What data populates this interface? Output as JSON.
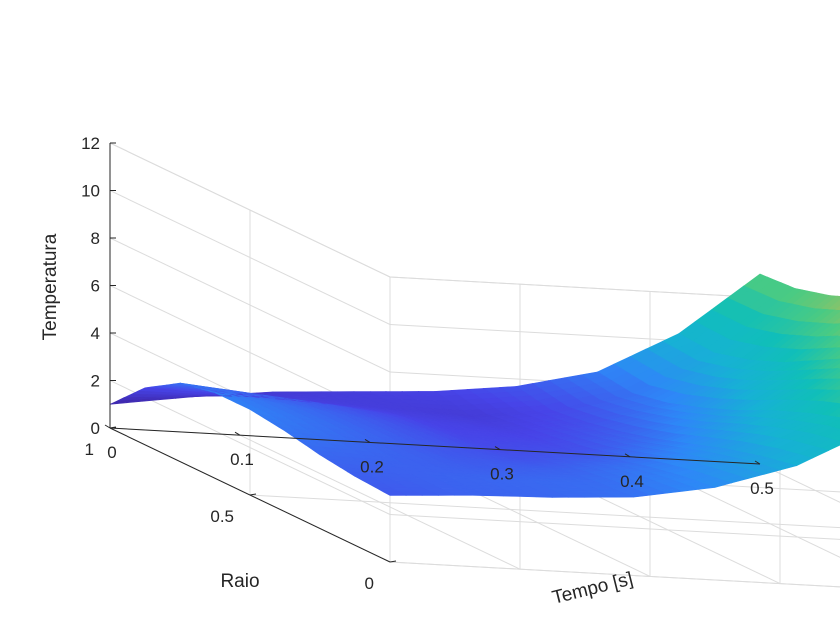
{
  "chart_data": {
    "type": "surface",
    "title": "",
    "xlabel": "Tempo [s]",
    "ylabel": "Raio",
    "zlabel": "Temperatura",
    "xlim": [
      0,
      0.5
    ],
    "ylim": [
      0,
      1
    ],
    "zlim": [
      0,
      12
    ],
    "xticks": [
      "0",
      "0.1",
      "0.2",
      "0.3",
      "0.4",
      "0.5"
    ],
    "yticks": [
      "0",
      "0.5",
      "1"
    ],
    "zticks": [
      "0",
      "2",
      "4",
      "6",
      "8",
      "10",
      "12"
    ],
    "grid": true,
    "colormap": "parula",
    "colormap_stops": [
      "#3e26a8",
      "#4744e8",
      "#2e87f7",
      "#17b1d5",
      "#10bfb9",
      "#4bcb82",
      "#b8bd58",
      "#fcbf3c",
      "#f9fb15"
    ],
    "surface": {
      "x": [
        0,
        0.0625,
        0.125,
        0.1875,
        0.25,
        0.3125,
        0.375,
        0.4375,
        0.5
      ],
      "y": [
        0,
        0.125,
        0.25,
        0.375,
        0.5,
        0.625,
        0.75,
        0.875,
        1
      ],
      "z": [
        [
          2.8,
          3.0,
          3.1,
          3.3,
          3.9,
          5.0,
          6.8,
          9.5,
          12.0
        ],
        [
          2.9,
          3.0,
          3.1,
          3.2,
          3.7,
          4.7,
          6.5,
          9.2,
          11.8
        ],
        [
          3.1,
          3.0,
          2.9,
          3.0,
          3.4,
          4.3,
          6.0,
          8.6,
          11.2
        ],
        [
          3.4,
          3.1,
          2.8,
          2.7,
          3.0,
          3.8,
          5.4,
          7.8,
          10.6
        ],
        [
          3.6,
          3.2,
          2.8,
          2.5,
          2.6,
          3.3,
          4.7,
          7.0,
          9.8
        ],
        [
          3.6,
          3.2,
          2.8,
          2.4,
          2.4,
          2.9,
          4.1,
          6.2,
          9.1
        ],
        [
          3.3,
          3.0,
          2.7,
          2.3,
          2.2,
          2.6,
          3.6,
          5.6,
          8.5
        ],
        [
          2.4,
          2.3,
          2.2,
          2.1,
          2.0,
          2.4,
          3.3,
          5.2,
          8.1
        ],
        [
          1.0,
          1.5,
          1.9,
          2.1,
          2.3,
          2.7,
          3.5,
          5.3,
          8.0
        ]
      ]
    }
  }
}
*****
DIRECTION.
Nothing in the entries above should change when they are printed again, except that the pictures are dropped.

RESULT OF THIS EXERCISE.
What data populates this interface? Output as JSON.
{
  "chart_data": {
    "type": "surface",
    "title": "",
    "xlabel": "Tempo [s]",
    "ylabel": "Raio",
    "zlabel": "Temperatura",
    "xlim": [
      0,
      0.5
    ],
    "ylim": [
      0,
      1
    ],
    "zlim": [
      0,
      12
    ],
    "xticks": [
      "0",
      "0.1",
      "0.2",
      "0.3",
      "0.4",
      "0.5"
    ],
    "yticks": [
      "0",
      "0.5",
      "1"
    ],
    "zticks": [
      "0",
      "2",
      "4",
      "6",
      "8",
      "10",
      "12"
    ],
    "grid": true,
    "colormap": "parula",
    "colormap_stops": [
      "#3e26a8",
      "#4744e8",
      "#2e87f7",
      "#17b1d5",
      "#10bfb9",
      "#4bcb82",
      "#b8bd58",
      "#fcbf3c",
      "#f9fb15"
    ],
    "surface": {
      "x": [
        0,
        0.0625,
        0.125,
        0.1875,
        0.25,
        0.3125,
        0.375,
        0.4375,
        0.5
      ],
      "y": [
        0,
        0.125,
        0.25,
        0.375,
        0.5,
        0.625,
        0.75,
        0.875,
        1
      ],
      "z": [
        [
          2.8,
          3.0,
          3.1,
          3.3,
          3.9,
          5.0,
          6.8,
          9.5,
          12.0
        ],
        [
          2.9,
          3.0,
          3.1,
          3.2,
          3.7,
          4.7,
          6.5,
          9.2,
          11.8
        ],
        [
          3.1,
          3.0,
          2.9,
          3.0,
          3.4,
          4.3,
          6.0,
          8.6,
          11.2
        ],
        [
          3.4,
          3.1,
          2.8,
          2.7,
          3.0,
          3.8,
          5.4,
          7.8,
          10.6
        ],
        [
          3.6,
          3.2,
          2.8,
          2.5,
          2.6,
          3.3,
          4.7,
          7.0,
          9.8
        ],
        [
          3.6,
          3.2,
          2.8,
          2.4,
          2.4,
          2.9,
          4.1,
          6.2,
          9.1
        ],
        [
          3.3,
          3.0,
          2.7,
          2.3,
          2.2,
          2.6,
          3.6,
          5.6,
          8.5
        ],
        [
          2.4,
          2.3,
          2.2,
          2.1,
          2.0,
          2.4,
          3.3,
          5.2,
          8.1
        ],
        [
          1.0,
          1.5,
          1.9,
          2.1,
          2.3,
          2.7,
          3.5,
          5.3,
          8.0
        ]
      ]
    }
  }
}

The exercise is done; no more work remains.